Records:
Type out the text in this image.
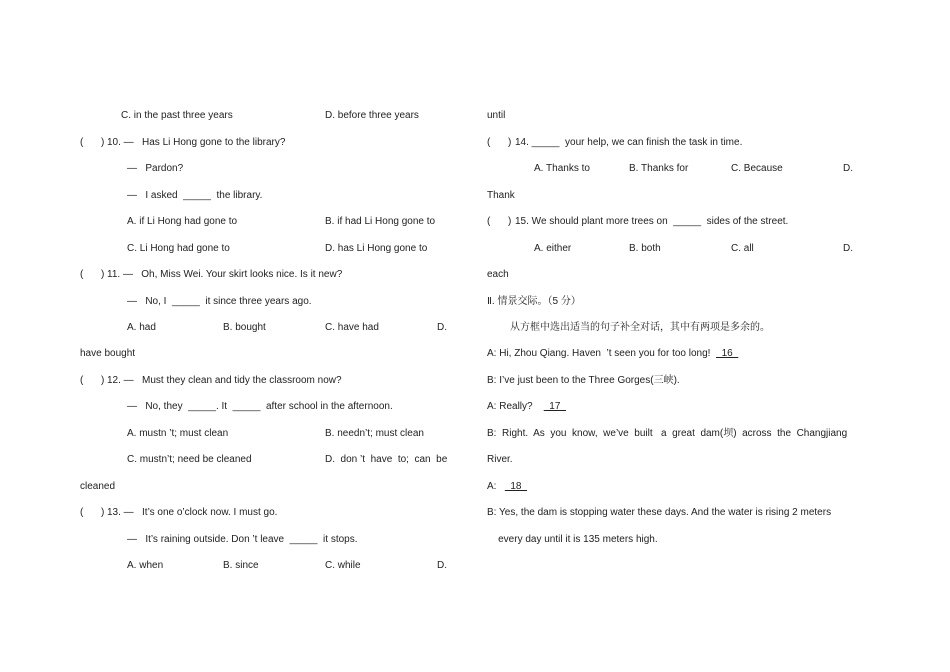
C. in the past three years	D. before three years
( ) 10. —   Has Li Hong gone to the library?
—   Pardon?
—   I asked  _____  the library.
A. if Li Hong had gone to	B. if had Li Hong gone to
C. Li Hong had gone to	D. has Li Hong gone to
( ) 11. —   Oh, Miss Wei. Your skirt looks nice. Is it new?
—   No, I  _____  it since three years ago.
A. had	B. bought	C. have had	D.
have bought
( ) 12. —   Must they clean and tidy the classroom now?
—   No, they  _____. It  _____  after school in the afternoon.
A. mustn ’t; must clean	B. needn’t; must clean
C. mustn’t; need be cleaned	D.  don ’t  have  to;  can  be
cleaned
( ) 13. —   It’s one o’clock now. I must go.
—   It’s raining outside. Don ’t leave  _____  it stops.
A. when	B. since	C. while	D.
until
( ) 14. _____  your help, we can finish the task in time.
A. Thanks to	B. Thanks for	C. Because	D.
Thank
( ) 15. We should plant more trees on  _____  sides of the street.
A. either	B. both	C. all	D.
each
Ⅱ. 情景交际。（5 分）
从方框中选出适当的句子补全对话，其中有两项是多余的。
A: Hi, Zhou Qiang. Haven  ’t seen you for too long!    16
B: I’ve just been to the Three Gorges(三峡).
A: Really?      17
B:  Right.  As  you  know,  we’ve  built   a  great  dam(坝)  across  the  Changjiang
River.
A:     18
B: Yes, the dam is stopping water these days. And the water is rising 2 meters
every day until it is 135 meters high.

- _Task_
Gather up every line in the data above that contains the word "meters", copying each one.

- _Response below_
B: Yes, the dam is stopping water these days. And the water is rising 2 meters
every day until it is 135 meters high.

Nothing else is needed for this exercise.